# [Extracted data]
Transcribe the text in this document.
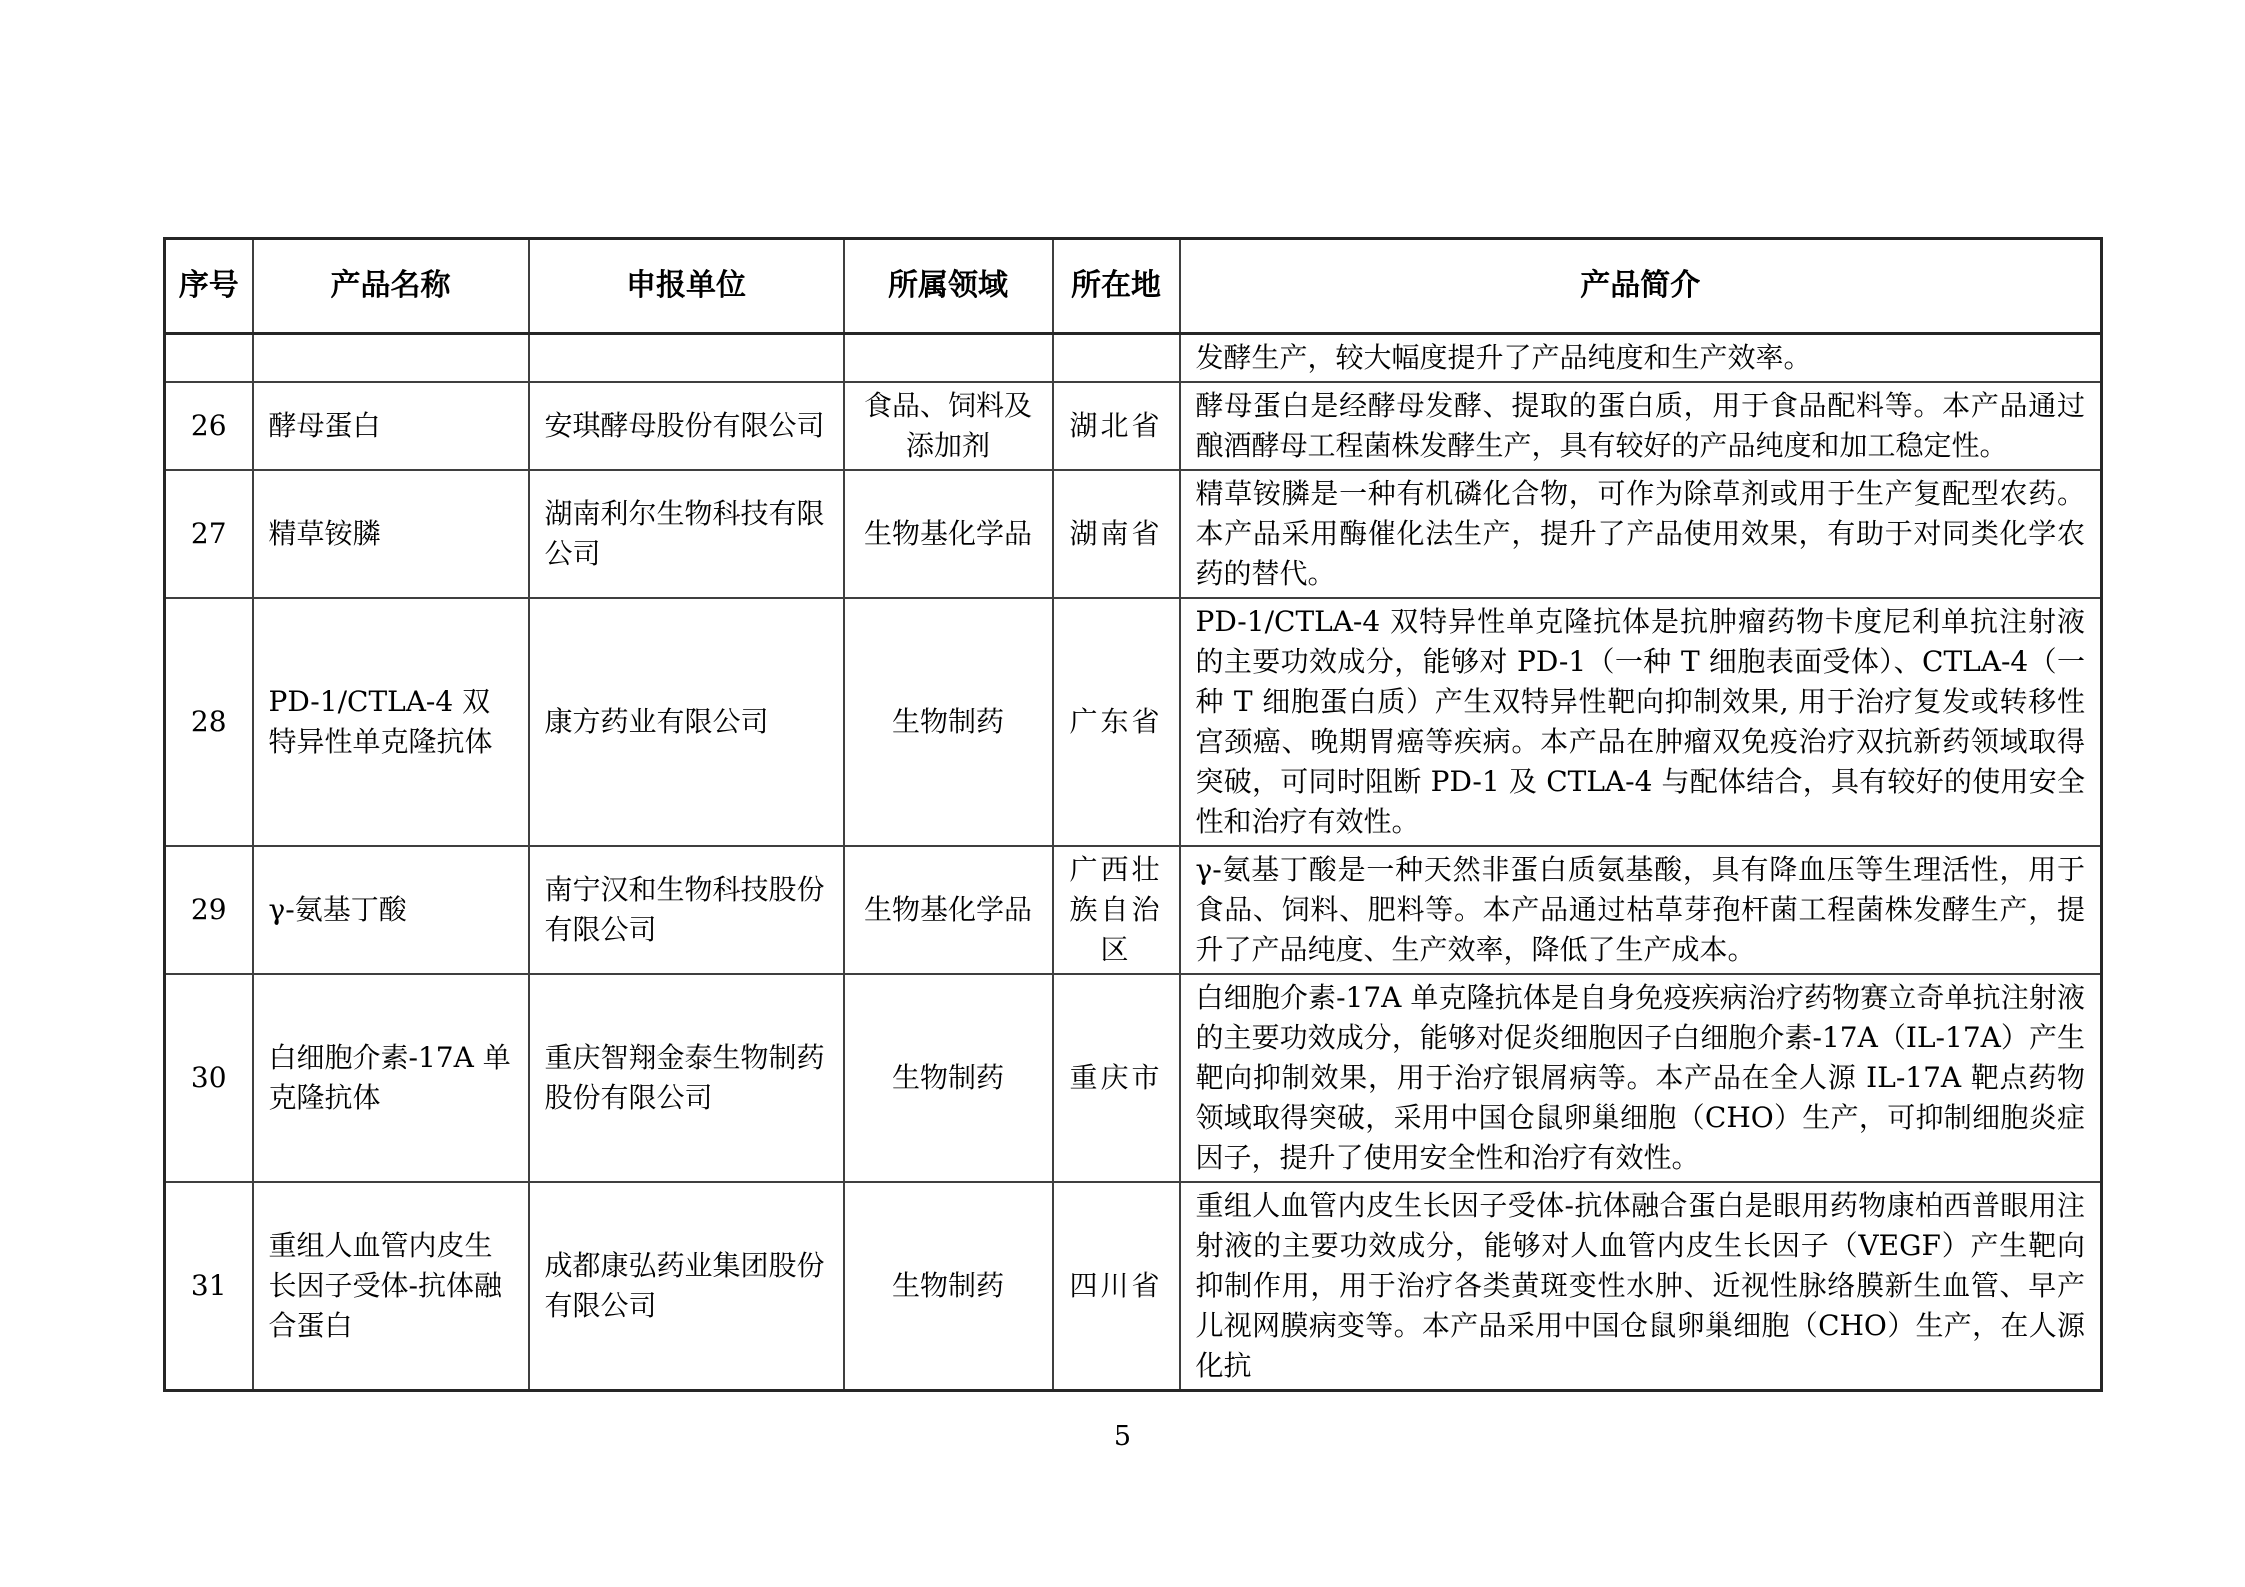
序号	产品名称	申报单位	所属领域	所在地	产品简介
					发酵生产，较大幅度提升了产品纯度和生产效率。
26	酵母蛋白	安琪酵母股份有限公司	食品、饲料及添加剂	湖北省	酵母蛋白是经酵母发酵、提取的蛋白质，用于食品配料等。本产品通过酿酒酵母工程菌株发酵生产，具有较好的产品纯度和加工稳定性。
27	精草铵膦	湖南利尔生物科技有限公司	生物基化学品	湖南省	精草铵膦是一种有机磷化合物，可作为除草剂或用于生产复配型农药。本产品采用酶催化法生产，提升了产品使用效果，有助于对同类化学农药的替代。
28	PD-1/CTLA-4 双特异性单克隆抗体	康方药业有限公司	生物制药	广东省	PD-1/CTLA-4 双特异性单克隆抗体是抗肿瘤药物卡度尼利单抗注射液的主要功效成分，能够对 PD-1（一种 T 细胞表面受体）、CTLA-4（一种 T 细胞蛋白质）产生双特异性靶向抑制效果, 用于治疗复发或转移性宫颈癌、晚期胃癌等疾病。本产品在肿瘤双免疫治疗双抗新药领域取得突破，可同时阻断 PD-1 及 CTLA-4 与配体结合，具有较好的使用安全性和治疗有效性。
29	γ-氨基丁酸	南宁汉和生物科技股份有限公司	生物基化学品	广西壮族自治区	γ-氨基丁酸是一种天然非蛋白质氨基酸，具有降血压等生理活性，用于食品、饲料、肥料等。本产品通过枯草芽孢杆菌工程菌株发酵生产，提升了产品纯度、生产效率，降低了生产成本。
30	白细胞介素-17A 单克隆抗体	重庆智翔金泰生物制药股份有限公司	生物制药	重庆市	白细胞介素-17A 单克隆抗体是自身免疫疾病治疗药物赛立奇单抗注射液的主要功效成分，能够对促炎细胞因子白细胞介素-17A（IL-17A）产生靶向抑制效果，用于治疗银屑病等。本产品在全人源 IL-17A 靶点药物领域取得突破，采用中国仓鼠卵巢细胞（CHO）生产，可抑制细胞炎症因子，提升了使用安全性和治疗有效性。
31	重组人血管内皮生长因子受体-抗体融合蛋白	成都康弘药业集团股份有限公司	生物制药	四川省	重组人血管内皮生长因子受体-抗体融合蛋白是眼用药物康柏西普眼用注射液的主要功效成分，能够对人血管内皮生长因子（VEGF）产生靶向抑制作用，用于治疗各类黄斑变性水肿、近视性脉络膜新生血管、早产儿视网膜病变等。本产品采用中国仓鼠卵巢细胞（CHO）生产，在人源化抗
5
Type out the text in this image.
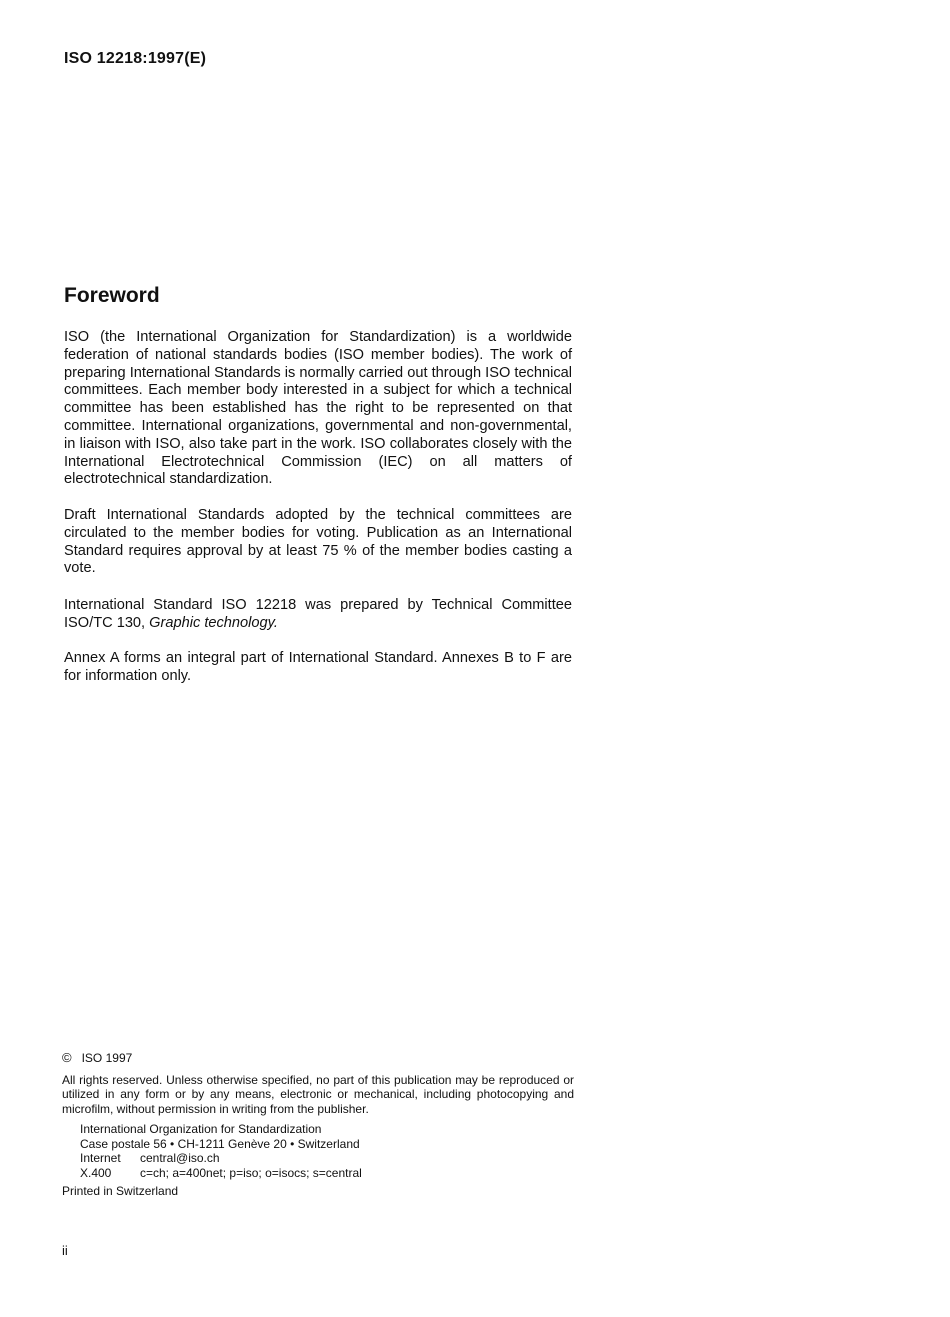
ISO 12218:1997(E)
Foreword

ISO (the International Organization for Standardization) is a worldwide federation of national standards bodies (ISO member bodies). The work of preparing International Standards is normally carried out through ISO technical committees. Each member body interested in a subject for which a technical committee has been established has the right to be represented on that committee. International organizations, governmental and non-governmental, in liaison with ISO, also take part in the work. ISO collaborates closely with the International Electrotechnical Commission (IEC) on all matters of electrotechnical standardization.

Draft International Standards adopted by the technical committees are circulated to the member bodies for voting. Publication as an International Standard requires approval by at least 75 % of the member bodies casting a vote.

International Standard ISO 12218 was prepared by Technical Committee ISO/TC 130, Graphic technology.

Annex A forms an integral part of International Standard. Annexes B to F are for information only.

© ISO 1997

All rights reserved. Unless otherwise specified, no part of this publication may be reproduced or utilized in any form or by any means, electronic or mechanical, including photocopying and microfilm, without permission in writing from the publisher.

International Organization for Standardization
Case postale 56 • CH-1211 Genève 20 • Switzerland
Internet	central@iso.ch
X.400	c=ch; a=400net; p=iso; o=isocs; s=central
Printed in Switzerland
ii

# [Exercise requirements]
Write the number of lines containing the word "text" and nothing besides it.

# [Solution for this task]
2